Tally the lines in the listing below that contain "biosignals" and report the tally alone.
[start]
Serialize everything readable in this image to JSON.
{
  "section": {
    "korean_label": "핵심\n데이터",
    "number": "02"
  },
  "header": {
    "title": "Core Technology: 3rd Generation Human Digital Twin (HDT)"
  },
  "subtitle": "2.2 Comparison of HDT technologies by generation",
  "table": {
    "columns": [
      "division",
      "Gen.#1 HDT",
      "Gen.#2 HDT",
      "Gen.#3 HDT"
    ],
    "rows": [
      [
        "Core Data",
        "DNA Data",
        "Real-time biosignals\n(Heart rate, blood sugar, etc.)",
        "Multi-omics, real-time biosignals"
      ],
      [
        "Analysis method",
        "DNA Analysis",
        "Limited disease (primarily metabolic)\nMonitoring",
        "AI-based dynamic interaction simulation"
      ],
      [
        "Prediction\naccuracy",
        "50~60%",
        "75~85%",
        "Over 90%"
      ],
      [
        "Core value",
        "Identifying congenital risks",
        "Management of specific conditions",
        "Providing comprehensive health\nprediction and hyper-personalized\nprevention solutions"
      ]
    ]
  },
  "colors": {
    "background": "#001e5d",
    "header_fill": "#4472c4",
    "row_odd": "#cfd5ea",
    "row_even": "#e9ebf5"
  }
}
[end]
[start]
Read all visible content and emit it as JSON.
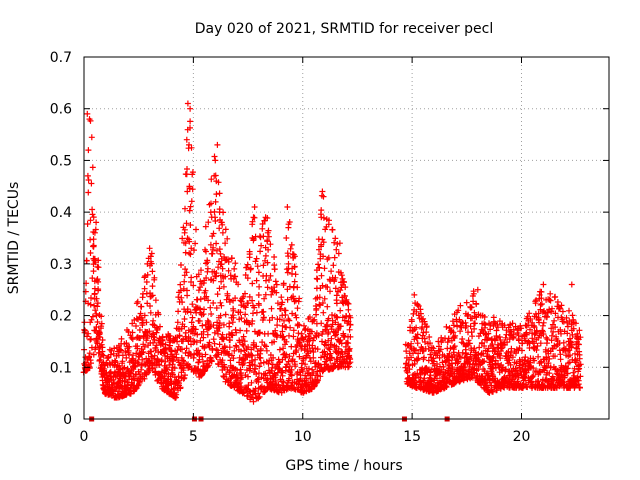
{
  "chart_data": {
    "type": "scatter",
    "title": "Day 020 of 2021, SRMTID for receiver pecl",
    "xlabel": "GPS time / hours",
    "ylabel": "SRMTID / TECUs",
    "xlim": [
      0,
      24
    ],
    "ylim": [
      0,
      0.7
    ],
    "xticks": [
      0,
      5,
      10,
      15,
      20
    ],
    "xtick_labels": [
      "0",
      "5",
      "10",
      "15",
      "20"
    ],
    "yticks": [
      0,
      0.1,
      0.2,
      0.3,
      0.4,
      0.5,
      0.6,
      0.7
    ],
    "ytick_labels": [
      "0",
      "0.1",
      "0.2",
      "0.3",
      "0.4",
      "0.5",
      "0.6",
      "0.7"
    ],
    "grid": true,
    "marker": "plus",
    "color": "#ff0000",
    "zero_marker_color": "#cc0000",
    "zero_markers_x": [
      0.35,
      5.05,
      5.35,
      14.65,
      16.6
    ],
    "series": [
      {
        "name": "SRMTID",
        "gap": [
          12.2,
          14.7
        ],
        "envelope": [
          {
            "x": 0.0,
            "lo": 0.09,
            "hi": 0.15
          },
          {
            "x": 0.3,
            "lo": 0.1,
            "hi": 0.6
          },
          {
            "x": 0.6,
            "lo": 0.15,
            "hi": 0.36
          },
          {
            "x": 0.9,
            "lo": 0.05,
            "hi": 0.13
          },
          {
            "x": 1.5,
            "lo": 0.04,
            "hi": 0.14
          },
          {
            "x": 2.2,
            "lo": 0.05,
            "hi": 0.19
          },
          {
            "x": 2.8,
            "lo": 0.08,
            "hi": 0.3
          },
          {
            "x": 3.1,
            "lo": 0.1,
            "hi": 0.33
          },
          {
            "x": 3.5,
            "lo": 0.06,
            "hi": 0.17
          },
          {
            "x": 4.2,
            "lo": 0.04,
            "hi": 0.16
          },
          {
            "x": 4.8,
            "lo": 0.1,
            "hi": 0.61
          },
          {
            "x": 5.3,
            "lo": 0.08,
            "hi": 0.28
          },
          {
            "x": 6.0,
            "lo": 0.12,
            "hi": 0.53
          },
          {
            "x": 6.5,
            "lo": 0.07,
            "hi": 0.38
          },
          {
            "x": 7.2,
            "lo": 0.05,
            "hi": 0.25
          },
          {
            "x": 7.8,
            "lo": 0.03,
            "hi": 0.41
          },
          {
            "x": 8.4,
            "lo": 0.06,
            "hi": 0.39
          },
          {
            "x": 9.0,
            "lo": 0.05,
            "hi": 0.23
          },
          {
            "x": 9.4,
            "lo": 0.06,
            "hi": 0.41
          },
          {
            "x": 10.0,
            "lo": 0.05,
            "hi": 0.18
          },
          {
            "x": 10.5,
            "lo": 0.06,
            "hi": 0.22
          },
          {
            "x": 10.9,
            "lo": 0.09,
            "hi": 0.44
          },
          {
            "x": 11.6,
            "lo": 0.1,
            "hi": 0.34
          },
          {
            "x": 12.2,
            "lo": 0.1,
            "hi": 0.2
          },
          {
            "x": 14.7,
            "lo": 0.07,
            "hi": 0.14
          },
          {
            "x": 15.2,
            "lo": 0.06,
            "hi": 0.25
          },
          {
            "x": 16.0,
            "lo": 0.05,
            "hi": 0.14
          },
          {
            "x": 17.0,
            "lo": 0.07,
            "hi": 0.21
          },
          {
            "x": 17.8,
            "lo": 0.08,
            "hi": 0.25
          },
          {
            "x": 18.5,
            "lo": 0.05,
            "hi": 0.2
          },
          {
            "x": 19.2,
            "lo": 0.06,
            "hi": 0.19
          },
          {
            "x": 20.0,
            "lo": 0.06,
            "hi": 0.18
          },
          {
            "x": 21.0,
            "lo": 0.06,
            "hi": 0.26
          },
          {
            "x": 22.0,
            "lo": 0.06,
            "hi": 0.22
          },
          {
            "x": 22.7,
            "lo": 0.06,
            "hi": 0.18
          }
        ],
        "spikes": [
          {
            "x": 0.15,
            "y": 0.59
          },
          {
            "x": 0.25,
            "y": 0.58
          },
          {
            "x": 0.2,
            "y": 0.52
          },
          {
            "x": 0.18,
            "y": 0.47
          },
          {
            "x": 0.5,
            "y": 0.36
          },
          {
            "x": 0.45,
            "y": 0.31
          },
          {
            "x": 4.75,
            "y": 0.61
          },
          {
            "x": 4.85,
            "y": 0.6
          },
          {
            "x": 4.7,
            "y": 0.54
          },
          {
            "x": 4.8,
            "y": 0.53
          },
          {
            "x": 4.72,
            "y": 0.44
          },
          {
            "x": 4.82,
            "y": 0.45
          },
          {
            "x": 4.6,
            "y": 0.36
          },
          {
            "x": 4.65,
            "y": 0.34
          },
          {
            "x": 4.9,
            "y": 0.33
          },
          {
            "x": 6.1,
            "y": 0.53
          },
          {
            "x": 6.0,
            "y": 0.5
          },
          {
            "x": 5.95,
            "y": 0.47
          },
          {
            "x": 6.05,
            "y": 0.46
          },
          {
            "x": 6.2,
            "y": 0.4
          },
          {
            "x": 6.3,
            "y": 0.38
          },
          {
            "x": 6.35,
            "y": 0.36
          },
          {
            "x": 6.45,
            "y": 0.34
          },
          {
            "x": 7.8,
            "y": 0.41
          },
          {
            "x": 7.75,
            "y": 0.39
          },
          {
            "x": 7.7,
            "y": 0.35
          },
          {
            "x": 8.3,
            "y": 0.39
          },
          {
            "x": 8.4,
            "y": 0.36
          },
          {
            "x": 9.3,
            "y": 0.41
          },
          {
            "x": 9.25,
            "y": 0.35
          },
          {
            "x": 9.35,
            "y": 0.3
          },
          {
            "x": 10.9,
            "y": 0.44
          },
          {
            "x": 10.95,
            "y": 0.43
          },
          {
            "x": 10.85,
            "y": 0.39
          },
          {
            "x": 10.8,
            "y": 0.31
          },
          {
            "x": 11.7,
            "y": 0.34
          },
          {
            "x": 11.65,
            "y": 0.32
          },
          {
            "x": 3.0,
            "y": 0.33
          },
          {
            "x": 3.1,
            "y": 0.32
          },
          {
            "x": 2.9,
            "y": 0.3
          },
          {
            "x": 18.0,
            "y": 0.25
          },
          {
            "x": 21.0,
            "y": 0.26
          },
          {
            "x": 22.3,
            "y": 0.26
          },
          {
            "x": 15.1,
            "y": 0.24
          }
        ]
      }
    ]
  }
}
[end]
» **FULL RESPONSE**:
2